• Directions for this task:
Search the material below for the word "text". Copy every line that has it.

━━━━━ Exercise material

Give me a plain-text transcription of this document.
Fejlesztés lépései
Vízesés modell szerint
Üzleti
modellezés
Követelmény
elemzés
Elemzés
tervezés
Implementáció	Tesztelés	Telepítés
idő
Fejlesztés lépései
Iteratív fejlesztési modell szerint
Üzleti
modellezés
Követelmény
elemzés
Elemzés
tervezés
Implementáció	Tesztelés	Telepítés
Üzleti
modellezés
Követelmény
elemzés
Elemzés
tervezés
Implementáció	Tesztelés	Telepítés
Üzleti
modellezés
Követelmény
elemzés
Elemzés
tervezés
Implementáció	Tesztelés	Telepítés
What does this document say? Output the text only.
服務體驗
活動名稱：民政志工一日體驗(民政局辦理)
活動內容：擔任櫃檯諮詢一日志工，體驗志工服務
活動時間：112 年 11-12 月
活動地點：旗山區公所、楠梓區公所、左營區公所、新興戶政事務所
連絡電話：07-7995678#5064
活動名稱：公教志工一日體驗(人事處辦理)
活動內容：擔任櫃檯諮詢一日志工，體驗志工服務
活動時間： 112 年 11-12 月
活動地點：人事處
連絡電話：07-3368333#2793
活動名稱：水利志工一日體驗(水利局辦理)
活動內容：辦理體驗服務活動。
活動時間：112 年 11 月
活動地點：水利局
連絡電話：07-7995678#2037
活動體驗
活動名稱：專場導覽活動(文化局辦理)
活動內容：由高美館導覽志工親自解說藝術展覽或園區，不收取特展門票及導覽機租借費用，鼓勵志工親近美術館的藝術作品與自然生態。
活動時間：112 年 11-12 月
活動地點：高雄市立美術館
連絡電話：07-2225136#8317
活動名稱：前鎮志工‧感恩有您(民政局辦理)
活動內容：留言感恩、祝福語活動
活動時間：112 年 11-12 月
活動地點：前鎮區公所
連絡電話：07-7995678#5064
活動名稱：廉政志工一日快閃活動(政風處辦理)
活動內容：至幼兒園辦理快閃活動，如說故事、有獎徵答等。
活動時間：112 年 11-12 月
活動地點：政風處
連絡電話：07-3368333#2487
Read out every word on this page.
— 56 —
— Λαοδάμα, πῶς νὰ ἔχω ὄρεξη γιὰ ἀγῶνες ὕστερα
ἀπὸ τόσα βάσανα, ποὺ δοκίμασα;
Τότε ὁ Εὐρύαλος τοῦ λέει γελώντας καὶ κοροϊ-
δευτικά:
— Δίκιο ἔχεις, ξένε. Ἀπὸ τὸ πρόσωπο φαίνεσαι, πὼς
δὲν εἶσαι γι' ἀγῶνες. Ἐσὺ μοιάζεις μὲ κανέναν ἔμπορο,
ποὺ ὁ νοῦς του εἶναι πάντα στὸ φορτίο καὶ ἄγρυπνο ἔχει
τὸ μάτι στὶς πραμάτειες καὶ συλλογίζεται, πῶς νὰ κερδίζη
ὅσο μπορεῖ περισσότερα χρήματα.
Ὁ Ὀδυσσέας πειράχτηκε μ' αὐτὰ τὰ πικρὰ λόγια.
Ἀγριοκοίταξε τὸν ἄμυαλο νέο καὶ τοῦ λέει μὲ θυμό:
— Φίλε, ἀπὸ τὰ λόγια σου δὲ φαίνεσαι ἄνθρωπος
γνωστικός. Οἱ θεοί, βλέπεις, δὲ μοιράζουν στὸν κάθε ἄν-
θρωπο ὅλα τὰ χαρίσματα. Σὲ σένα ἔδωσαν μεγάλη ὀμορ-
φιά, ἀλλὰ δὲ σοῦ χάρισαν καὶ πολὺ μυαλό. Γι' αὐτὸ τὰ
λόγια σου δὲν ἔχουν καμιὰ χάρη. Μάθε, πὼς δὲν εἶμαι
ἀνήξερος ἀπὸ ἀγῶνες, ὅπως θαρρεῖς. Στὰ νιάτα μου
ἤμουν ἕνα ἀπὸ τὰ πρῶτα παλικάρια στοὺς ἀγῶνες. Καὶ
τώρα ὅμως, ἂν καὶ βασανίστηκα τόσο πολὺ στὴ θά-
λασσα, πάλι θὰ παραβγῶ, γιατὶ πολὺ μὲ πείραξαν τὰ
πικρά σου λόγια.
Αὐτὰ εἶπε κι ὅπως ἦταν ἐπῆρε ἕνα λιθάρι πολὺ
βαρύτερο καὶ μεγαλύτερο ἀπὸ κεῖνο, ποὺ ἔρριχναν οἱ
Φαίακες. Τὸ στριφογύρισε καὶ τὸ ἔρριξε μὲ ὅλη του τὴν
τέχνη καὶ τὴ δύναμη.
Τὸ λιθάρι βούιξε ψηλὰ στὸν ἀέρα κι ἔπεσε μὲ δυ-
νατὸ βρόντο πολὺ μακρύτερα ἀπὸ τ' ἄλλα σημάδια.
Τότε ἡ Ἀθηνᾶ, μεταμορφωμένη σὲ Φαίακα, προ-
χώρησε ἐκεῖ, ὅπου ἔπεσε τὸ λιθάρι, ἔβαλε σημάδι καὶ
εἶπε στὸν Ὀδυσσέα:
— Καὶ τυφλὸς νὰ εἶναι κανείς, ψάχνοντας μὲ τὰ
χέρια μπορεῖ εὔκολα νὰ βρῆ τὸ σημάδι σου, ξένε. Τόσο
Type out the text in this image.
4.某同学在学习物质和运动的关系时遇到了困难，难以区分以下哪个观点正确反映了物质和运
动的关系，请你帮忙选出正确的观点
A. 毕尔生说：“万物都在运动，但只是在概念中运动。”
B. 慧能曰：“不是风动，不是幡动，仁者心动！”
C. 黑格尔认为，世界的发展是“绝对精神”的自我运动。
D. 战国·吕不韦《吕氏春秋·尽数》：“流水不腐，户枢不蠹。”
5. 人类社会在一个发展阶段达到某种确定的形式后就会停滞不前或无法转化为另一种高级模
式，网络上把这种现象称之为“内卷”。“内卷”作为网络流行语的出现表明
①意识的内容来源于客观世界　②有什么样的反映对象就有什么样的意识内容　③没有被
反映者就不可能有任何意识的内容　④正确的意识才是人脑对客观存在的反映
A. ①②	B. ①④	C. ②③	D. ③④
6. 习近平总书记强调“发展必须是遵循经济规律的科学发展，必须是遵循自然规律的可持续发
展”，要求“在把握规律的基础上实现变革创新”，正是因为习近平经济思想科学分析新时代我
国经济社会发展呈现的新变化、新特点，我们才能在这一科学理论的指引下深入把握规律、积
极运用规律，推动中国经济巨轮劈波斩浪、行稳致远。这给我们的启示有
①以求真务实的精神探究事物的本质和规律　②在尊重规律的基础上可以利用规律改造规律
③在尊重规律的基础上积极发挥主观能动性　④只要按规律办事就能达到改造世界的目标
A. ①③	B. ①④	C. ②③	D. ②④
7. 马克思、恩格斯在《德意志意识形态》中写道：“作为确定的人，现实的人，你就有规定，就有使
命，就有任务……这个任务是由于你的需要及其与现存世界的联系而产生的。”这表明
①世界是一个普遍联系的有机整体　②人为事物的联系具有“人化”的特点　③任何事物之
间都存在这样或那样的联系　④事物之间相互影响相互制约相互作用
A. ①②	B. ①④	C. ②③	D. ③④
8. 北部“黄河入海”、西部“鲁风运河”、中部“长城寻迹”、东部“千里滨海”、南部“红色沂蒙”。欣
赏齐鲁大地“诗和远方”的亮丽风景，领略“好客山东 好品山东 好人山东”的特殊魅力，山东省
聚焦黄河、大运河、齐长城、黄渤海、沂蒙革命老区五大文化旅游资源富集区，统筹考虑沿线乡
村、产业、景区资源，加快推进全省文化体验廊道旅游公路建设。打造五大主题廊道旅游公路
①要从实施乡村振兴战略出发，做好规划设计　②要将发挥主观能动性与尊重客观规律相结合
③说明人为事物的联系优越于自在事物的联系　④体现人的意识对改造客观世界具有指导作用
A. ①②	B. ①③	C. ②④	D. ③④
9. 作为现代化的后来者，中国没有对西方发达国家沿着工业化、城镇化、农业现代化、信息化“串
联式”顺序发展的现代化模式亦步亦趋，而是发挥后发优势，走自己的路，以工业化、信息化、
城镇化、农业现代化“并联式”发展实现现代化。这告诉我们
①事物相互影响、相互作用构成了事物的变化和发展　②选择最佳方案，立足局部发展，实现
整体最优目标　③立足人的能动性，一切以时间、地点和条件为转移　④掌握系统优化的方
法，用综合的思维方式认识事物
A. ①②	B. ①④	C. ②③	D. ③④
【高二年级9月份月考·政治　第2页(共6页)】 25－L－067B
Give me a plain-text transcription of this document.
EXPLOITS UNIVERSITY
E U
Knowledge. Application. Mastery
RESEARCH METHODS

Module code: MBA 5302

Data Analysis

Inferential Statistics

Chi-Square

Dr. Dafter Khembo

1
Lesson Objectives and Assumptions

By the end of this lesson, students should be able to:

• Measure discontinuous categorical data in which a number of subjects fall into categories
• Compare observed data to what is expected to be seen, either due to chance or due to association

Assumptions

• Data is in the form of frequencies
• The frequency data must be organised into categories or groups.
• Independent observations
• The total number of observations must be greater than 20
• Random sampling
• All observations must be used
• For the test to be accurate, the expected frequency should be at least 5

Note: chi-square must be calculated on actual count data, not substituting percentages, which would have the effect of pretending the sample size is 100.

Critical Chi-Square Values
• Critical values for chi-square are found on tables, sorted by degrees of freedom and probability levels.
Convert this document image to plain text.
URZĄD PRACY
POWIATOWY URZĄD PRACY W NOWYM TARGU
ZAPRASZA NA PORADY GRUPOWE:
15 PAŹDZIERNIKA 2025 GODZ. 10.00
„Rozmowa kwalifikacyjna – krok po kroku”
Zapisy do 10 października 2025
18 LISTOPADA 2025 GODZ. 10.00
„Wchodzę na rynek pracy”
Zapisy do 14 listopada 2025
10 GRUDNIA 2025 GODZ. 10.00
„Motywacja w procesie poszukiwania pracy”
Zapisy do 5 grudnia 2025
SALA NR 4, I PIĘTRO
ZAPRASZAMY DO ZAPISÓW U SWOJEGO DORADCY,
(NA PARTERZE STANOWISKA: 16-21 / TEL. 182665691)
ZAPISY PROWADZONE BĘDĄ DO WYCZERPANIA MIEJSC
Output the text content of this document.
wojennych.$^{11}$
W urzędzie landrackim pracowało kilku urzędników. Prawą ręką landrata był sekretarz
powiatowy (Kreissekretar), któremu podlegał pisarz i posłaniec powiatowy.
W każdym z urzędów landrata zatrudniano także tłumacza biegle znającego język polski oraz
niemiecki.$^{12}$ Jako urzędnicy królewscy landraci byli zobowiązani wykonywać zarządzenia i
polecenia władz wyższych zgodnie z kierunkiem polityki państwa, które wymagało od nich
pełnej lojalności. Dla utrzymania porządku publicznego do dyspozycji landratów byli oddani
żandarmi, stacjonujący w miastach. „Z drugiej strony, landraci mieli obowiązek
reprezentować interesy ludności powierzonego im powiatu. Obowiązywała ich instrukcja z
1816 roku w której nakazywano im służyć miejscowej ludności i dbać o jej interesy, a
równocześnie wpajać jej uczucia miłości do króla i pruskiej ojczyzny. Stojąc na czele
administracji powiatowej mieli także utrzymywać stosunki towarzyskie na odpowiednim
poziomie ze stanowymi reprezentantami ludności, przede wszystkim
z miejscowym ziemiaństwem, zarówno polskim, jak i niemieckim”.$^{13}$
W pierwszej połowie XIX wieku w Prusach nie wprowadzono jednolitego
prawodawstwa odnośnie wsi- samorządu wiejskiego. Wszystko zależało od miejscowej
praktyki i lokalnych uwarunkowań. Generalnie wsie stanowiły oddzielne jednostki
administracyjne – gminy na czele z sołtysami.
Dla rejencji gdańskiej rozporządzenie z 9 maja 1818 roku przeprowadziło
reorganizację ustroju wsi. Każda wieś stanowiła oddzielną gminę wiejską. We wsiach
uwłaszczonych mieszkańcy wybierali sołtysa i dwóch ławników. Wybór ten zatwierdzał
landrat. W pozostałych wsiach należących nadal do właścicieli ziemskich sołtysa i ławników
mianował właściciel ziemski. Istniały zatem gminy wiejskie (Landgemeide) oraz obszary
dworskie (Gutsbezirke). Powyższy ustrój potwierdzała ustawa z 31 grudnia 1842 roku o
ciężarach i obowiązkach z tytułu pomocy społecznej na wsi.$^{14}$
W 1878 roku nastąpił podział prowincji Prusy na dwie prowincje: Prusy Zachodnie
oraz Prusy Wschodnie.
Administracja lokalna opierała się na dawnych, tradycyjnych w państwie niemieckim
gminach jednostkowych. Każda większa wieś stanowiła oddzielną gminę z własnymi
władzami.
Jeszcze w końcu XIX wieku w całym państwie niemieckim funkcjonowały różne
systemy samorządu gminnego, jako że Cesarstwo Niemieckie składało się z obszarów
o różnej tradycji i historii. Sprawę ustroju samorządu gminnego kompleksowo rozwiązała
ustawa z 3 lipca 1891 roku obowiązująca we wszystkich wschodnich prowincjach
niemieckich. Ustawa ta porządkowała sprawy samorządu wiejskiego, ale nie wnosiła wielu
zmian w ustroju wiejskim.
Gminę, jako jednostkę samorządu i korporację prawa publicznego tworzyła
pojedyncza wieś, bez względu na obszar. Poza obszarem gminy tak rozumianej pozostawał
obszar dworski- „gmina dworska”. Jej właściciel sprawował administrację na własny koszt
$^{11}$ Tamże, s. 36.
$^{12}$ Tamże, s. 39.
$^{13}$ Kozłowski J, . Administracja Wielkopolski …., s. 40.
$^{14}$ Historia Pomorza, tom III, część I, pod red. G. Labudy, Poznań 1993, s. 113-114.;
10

━━━━━━━━━━

• Written response:
Give me a plain-text transcription of this document.
What does this document say? Output the text only.
Type out the text in this image.
Give me a plain-text transcription of this document.
Convert this document image to plain text.
Output the text content of this document.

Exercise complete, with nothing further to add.